■ EXERCISE INSTRUCTIONS
All of the records below should be output exactly.
--- DATASET ENTRIES ---
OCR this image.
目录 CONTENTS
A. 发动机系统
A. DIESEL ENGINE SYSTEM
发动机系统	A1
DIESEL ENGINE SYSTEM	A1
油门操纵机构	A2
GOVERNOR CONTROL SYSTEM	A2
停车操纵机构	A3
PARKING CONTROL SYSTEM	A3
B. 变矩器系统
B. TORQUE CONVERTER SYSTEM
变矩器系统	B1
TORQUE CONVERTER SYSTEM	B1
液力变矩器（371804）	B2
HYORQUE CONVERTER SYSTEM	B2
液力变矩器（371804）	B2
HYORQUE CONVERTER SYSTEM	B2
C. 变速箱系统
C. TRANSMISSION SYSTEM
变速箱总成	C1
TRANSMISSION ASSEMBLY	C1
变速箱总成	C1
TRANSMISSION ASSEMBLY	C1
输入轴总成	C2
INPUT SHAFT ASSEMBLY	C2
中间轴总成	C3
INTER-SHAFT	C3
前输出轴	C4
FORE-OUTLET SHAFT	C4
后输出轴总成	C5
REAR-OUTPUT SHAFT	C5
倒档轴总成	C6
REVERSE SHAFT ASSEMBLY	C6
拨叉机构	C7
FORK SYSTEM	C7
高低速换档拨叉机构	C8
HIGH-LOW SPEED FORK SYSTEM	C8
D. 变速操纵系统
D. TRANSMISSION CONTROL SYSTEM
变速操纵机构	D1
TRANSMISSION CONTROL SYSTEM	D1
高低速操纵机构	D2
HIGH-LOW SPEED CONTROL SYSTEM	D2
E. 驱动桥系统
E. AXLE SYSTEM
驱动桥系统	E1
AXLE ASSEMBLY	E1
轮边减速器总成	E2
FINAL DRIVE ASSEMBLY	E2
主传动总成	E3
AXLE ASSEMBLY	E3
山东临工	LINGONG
---
■ EXPECTED ANSWER
OCR this image.
目录 CONTENTS
A. 发动机系统
A. DIESEL ENGINE SYSTEM
发动机系统	A1
DIESEL ENGINE SYSTEM	A1
油门操纵机构	A2
GOVERNOR CONTROL SYSTEM	A2
停车操纵机构	A3
PARKING CONTROL SYSTEM	A3
B. 变矩器系统
B. TORQUE CONVERTER SYSTEM
变矩器系统	B1
TORQUE CONVERTER SYSTEM	B1
液力变矩器（371804）	B2
HYORQUE CONVERTER SYSTEM	B2
液力变矩器（371804）	B2
HYORQUE CONVERTER SYSTEM	B2
C. 变速箱系统
C. TRANSMISSION SYSTEM
变速箱总成	C1
TRANSMISSION ASSEMBLY	C1
变速箱总成	C1
TRANSMISSION ASSEMBLY	C1
输入轴总成	C2
INPUT SHAFT ASSEMBLY	C2
中间轴总成	C3
INTER-SHAFT	C3
前输出轴	C4
FORE-OUTLET SHAFT	C4
后输出轴总成	C5
REAR-OUTPUT SHAFT	C5
倒档轴总成	C6
REVERSE SHAFT ASSEMBLY	C6
拨叉机构	C7
FORK SYSTEM	C7
高低速换档拨叉机构	C8
HIGH-LOW SPEED FORK SYSTEM	C8
D. 变速操纵系统
D. TRANSMISSION CONTROL SYSTEM
变速操纵机构	D1
TRANSMISSION CONTROL SYSTEM	D1
高低速操纵机构	D2
HIGH-LOW SPEED CONTROL SYSTEM	D2
E. 驱动桥系统
E. AXLE SYSTEM
驱动桥系统	E1
AXLE ASSEMBLY	E1
轮边减速器总成	E2
FINAL DRIVE ASSEMBLY	E2
主传动总成	E3
AXLE ASSEMBLY	E3
山东临工	LINGONG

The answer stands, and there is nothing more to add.